BRIEF:
Copy each line that has the string "lámpája" somewhere in it.

Collected data:
———

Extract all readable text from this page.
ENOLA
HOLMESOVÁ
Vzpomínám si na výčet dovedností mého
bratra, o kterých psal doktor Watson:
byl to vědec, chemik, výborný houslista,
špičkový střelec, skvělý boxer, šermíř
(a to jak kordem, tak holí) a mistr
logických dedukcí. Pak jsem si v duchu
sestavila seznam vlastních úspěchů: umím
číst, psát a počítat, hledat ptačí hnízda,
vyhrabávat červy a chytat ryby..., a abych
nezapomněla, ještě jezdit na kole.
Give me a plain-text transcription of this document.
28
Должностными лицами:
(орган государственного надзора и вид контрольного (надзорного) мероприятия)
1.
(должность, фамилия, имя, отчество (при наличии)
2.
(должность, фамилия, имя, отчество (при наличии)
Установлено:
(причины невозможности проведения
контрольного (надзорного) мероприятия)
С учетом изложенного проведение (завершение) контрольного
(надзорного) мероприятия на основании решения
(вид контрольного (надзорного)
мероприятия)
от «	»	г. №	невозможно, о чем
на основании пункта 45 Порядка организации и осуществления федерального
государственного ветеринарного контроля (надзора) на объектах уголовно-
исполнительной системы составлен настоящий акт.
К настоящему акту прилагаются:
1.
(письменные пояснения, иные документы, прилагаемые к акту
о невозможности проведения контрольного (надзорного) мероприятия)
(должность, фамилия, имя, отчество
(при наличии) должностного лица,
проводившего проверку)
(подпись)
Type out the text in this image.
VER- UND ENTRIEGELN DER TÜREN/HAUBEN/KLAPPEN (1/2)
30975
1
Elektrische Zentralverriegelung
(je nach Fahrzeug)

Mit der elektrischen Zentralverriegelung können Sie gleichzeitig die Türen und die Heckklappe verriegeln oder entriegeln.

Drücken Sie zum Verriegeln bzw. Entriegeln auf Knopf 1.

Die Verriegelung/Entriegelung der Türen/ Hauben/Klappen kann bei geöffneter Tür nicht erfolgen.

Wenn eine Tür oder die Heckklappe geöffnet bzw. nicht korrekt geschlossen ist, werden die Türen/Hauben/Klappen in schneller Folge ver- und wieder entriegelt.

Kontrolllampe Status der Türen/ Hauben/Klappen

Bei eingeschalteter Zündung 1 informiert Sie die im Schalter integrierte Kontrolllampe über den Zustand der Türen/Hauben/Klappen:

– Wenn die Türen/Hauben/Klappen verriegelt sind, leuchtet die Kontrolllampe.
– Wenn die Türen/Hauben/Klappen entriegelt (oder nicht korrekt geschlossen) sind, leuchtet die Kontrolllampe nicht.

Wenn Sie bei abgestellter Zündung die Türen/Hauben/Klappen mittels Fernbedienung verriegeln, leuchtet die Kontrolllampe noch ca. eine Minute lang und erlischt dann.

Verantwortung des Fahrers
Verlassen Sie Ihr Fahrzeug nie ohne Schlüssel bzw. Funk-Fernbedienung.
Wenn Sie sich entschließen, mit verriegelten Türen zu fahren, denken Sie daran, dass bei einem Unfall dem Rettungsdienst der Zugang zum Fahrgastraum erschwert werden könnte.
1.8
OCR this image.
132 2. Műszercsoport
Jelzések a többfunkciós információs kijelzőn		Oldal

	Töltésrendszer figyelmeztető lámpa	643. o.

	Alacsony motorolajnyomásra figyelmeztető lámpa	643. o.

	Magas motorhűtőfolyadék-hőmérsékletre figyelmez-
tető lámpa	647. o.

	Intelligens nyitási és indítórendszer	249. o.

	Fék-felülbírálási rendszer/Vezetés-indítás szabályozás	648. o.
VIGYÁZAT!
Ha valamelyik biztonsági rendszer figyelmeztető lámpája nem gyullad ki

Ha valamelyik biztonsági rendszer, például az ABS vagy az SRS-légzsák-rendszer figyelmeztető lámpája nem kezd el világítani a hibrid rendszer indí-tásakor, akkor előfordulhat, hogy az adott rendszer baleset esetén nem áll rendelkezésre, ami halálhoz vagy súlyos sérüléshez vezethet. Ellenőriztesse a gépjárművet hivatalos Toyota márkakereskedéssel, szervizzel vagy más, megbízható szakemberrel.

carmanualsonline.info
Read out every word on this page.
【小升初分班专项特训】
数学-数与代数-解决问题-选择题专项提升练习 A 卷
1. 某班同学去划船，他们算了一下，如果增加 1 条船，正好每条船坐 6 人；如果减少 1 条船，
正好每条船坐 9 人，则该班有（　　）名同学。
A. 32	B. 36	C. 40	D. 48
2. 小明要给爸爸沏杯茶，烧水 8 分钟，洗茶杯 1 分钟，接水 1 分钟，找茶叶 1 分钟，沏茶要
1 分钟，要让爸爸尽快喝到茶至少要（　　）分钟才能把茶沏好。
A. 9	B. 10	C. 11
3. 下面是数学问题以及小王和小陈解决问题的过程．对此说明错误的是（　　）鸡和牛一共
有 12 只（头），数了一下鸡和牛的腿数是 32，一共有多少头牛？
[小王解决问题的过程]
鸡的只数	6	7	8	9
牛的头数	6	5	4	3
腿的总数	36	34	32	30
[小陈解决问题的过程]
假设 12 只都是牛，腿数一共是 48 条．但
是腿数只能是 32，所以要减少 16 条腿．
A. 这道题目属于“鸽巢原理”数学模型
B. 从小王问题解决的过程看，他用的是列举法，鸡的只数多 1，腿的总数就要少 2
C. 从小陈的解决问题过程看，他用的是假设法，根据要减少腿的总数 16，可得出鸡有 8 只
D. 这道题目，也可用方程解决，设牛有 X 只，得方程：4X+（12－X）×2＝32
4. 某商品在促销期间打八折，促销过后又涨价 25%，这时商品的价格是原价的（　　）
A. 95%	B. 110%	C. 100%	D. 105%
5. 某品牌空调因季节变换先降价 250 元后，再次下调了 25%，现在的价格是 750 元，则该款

———

SOLUTION FOR THIS TASK:
Ha valamelyik biztonsági rendszer figyelmeztető lámpája nem gyullad ki
Ha valamelyik biztonsági rendszer, például az ABS vagy az SRS-légzsák-rendszer figyelmeztető lámpája nem kezd el világítani a hibrid rendszer indí-tásakor, akkor előfordulhat, hogy az adott rendszer baleset esetén nem áll rendelkezésre, ami halálhoz vagy súlyos sérüléshez vezethet. Ellenőriztesse a gépjárművet hivatalos Toyota márkakereskedéssel, szervizzel vagy más, megbízható szakemberrel.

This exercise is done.